→ PASSAGE PROVIDED:
⁂
I was building a utility in rails that would allow users to input merchandise data.  Data would be sorted by the type of merchandise (clothes vs. electronics, etc.)  I created the main model for the merchandise selection, and put a placeholder dropdown there. Once I had the data populating, I wanted to create this dynamic dropdown value option.

In other words, I want users to create the types of merchandise they will input.  Then in the form when they go to type in their data, they would have a dropdown for “type” and it would have the types appropriate… this way I wouldn’t have to hard code those values (as they would most likely change, customer by customer.)

Dynamic Population

Initially it seemed pretty straight forward, I created another model for the type (it had one field name of type string) and a controller to set up the CRUD actions.

Sure enough it was populating the database for the “type” table.  What I needed now, was a way to mix the data from the type table as values passed into the form.


Rails has a dynamic form generation utility called form_for and a function of that utility is the collection_select method.

This method allows me to do something like this:

<%= f.collection_select :item_type, ItemType.order(:name), :id, :name, {:prompt => true} %>

In the above code, I’m using :id and :name… These values correspond as the value_method (example above of :id) and text_method (example above of :name) As mentioned in this StackOverflow.com article, the text_method is what is displayed… in this case the string stored in the :name symbol I made. However, the value_method (what is stored in the database for this item type) will be the ID of that type… If you want to store the string (and not the numeric ID), you would change the value_method to be that of your string (in my example :name.)

The cool factor here, is that the table I’m saving into is the Merchandise table. It has a field called item_type that takes a string. Great. So now I am using the form_for to populate the values in that dropdown with data from the ItemType table.

User Flow

Users first would be presented with an administration task to set up the item types they expect for their merchandise.  One customer might be selling electronics, so it might have types such as: radio, phones television, parts

Another customer might be into clothing, with types like: dresses, tuxedos, children’s clothing, suits, ties

Each customer would create/edit/delete whatever types they want, whenever they want.  Later as a data entry person steps in, they are using a different interface which gives them a form to fill out for each new item.  This interface has that dropdown render with the appropriate types.
⁂
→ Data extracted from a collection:
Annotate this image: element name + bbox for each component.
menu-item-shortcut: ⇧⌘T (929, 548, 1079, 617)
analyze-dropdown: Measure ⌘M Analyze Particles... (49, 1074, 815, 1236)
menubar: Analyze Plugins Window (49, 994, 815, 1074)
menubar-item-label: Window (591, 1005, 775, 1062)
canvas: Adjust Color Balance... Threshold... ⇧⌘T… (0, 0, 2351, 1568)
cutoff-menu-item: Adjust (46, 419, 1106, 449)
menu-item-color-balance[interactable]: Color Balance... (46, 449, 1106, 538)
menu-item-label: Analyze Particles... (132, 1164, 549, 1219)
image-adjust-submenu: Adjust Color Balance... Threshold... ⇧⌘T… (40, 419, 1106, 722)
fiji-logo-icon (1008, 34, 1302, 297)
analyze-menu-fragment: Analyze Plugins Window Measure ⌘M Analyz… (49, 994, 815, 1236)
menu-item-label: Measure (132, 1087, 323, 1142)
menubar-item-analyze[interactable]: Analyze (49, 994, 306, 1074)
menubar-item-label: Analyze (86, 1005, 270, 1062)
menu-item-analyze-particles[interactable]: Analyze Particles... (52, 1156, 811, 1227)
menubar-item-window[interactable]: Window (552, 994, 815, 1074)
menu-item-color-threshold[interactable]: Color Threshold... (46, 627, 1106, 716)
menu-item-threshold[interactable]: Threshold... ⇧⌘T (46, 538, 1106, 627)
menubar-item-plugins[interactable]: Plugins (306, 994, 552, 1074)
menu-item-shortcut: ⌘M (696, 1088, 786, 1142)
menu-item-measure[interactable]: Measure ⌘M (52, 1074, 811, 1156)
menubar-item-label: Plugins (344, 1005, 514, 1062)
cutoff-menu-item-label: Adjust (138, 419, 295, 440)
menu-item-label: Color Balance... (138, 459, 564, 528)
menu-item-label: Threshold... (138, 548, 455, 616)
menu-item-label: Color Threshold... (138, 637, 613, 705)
⁂
In the Rails dropdown post, which form_for method does the writer use to fill the "type" dropdown with values from the ItemType table?

The collection_select method.